Below is a set of entries. Reproduce exactly the lines from the one containing "Output the text content of this document." through the end, both included.
+ + +
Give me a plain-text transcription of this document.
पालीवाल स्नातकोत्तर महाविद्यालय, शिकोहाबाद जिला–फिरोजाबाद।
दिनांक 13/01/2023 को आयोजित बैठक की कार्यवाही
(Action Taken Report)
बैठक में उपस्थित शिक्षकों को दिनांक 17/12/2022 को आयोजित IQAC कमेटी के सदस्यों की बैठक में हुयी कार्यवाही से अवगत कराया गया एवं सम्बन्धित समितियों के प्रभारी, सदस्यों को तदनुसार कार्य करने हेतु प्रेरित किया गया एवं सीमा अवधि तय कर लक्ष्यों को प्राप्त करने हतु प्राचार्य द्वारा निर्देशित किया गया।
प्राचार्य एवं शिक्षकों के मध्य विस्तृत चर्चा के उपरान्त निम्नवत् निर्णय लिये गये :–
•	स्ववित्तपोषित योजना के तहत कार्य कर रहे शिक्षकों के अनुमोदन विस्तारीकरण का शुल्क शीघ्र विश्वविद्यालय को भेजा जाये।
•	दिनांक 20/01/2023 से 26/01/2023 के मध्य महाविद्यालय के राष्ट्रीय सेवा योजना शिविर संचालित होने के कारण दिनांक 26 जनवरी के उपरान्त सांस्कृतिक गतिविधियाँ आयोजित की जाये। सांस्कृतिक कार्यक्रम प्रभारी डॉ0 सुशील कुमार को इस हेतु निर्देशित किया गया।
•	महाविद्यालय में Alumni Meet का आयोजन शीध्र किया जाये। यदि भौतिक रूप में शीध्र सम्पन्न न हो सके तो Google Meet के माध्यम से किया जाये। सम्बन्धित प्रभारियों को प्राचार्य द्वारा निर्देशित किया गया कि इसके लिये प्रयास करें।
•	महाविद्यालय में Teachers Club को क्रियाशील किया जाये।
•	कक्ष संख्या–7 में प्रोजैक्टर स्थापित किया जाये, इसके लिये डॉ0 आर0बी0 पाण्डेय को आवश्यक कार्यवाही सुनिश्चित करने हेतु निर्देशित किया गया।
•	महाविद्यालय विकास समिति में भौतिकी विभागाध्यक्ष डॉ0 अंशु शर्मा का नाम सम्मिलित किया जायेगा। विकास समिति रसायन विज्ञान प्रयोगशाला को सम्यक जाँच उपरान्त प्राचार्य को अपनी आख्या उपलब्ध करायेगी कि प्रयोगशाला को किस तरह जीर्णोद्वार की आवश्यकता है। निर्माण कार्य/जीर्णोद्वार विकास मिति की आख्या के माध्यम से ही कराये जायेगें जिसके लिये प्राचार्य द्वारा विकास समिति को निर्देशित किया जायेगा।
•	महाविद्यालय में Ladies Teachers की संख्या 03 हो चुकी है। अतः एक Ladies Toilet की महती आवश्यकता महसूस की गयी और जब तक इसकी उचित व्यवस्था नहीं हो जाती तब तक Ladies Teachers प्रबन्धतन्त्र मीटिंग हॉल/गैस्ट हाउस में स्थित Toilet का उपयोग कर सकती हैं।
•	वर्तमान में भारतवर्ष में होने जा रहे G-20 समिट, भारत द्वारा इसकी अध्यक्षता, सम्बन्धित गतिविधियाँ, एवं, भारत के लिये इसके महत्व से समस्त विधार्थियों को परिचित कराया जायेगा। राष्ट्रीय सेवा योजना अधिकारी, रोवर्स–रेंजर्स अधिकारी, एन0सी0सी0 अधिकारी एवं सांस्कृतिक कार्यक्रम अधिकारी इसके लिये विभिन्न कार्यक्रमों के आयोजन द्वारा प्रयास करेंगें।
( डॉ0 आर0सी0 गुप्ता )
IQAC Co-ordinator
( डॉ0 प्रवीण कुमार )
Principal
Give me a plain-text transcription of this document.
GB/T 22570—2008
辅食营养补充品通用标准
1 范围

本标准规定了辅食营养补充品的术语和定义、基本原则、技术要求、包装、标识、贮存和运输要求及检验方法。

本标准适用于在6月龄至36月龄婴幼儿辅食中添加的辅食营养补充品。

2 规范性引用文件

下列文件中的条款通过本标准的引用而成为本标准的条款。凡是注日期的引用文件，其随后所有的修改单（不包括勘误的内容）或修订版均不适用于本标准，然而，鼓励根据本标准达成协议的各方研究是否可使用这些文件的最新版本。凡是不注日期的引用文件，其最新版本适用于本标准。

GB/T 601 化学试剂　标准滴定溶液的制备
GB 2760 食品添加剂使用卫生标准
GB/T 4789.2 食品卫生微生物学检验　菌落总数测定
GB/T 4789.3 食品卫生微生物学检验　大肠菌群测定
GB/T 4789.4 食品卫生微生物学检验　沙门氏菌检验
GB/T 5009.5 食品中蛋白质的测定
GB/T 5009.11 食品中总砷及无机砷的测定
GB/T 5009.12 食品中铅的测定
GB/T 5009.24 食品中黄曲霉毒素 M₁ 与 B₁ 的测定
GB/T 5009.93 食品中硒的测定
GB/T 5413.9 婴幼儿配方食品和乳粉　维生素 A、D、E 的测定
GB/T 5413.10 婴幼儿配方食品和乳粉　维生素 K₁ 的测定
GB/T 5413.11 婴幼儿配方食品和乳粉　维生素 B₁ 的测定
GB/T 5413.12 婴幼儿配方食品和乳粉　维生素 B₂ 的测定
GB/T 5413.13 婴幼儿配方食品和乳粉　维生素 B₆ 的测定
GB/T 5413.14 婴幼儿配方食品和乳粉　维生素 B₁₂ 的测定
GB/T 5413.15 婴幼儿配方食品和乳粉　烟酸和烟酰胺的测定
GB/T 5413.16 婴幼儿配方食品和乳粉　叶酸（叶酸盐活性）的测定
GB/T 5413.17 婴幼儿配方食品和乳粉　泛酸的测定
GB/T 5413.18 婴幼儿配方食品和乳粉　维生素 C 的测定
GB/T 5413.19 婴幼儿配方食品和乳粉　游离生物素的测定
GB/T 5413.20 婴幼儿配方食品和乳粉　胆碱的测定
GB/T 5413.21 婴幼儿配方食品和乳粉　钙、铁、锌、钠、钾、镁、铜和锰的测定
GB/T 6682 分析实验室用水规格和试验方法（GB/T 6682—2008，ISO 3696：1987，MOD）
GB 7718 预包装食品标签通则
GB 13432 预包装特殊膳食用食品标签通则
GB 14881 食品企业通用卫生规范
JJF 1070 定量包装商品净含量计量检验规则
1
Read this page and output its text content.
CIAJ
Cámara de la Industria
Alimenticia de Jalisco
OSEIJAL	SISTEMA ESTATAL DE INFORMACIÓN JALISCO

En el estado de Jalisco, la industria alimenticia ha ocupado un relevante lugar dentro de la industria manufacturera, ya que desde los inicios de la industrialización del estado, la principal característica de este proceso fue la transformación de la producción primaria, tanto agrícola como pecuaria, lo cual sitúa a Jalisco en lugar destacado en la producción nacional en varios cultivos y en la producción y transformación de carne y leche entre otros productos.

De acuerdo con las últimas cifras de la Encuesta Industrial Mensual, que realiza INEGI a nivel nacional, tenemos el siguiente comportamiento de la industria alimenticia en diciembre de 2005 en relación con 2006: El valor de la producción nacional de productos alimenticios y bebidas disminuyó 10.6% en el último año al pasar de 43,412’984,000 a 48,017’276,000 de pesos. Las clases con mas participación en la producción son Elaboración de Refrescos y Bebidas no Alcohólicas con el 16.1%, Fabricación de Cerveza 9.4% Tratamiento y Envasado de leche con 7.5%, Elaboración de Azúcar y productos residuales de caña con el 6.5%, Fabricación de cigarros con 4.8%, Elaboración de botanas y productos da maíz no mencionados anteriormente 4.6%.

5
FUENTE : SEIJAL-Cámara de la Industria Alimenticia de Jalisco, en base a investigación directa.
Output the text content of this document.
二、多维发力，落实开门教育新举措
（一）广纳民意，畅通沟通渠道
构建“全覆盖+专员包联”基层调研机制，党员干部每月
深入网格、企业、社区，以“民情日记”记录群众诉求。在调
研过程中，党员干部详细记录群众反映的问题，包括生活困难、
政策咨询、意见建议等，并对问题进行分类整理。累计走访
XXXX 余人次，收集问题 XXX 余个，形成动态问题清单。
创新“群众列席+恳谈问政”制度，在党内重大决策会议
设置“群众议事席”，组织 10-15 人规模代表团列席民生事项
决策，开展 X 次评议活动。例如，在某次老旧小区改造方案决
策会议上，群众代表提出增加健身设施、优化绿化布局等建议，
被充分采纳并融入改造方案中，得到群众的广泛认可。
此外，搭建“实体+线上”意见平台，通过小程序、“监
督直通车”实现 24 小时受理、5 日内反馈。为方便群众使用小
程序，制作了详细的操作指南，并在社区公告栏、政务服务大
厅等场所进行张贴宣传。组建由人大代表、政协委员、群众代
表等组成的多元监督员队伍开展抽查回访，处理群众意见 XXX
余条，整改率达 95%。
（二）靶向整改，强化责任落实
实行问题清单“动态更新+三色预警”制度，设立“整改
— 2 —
+ + +
CORRECT ANSWER
Output the text content of this document.
二、多维发力，落实开门教育新举措
（一）广纳民意，畅通沟通渠道
构建“全覆盖+专员包联”基层调研机制，党员干部每月
深入网格、企业、社区，以“民情日记”记录群众诉求。在调
研过程中，党员干部详细记录群众反映的问题，包括生活困难、
政策咨询、意见建议等，并对问题进行分类整理。累计走访
XXXX 余人次，收集问题 XXX 余个，形成动态问题清单。
创新“群众列席+恳谈问政”制度，在党内重大决策会议
设置“群众议事席”，组织 10-15 人规模代表团列席民生事项
决策，开展 X 次评议活动。例如，在某次老旧小区改造方案决
策会议上，群众代表提出增加健身设施、优化绿化布局等建议，
被充分采纳并融入改造方案中，得到群众的广泛认可。
此外，搭建“实体+线上”意见平台，通过小程序、“监
督直通车”实现 24 小时受理、5 日内反馈。为方便群众使用小
程序，制作了详细的操作指南，并在社区公告栏、政务服务大
厅等场所进行张贴宣传。组建由人大代表、政协委员、群众代
表等组成的多元监督员队伍开展抽查回访，处理群众意见 XXX
余条，整改率达 95%。
（二）靶向整改，强化责任落实
实行问题清单“动态更新+三色预警”制度，设立“整改
— 2 —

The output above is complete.